* Work to complete:
Copy every line of the listing exactly.

* Rows:
'''

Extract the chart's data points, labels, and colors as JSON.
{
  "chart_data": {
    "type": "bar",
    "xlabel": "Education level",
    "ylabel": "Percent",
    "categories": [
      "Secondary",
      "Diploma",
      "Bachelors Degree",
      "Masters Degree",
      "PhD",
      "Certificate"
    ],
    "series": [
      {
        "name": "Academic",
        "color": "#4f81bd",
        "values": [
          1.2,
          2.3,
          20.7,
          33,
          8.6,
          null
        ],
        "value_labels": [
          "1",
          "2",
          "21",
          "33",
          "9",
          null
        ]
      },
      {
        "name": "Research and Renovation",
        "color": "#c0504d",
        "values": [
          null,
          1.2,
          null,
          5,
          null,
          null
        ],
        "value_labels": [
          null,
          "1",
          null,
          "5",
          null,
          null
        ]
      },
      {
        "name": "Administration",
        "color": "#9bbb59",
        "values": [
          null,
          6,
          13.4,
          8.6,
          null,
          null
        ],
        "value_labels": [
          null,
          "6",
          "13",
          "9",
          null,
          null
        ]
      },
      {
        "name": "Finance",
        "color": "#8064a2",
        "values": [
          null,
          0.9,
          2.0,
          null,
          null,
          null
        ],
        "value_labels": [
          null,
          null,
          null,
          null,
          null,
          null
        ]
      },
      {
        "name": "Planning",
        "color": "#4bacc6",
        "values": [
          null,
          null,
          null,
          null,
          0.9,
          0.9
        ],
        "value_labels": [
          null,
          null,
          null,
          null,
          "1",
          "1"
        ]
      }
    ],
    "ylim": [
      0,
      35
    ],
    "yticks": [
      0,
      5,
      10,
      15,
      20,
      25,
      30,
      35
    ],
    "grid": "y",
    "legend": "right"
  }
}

'''

* Written solution:
Extract the chart's data points, labels, and colors as JSON.
{
  "chart_data": {
    "type": "bar",
    "xlabel": "Education level",
    "ylabel": "Percent",
    "categories": [
      "Secondary",
      "Diploma",
      "Bachelors Degree",
      "Masters Degree",
      "PhD",
      "Certificate"
    ],
    "series": [
      {
        "name": "Academic",
        "color": "#4f81bd",
        "values": [
          1.2,
          2.3,
          20.7,
          33,
          8.6,
          null
        ],
        "value_labels": [
          "1",
          "2",
          "21",
          "33",
          "9",
          null
        ]
      },
      {
        "name": "Research and Renovation",
        "color": "#c0504d",
        "values": [
          null,
          1.2,
          null,
          5,
          null,
          null
        ],
        "value_labels": [
          null,
          "1",
          null,
          "5",
          null,
          null
        ]
      },
      {
        "name": "Administration",
        "color": "#9bbb59",
        "values": [
          null,
          6,
          13.4,
          8.6,
          null,
          null
        ],
        "value_labels": [
          null,
          "6",
          "13",
          "9",
          null,
          null
        ]
      },
      {
        "name": "Finance",
        "color": "#8064a2",
        "values": [
          null,
          0.9,
          2.0,
          null,
          null,
          null
        ],
        "value_labels": [
          null,
          null,
          null,
          null,
          null,
          null
        ]
      },
      {
        "name": "Planning",
        "color": "#4bacc6",
        "values": [
          null,
          null,
          null,
          null,
          0.9,
          0.9
        ],
        "value_labels": [
          null,
          null,
          null,
          null,
          "1",
          "1"
        ]
      }
    ],
    "ylim": [
      0,
      35
    ],
    "yticks": [
      0,
      5,
      10,
      15,
      20,
      25,
      30,
      35
    ],
    "grid": "y",
    "legend": "right"
  }
}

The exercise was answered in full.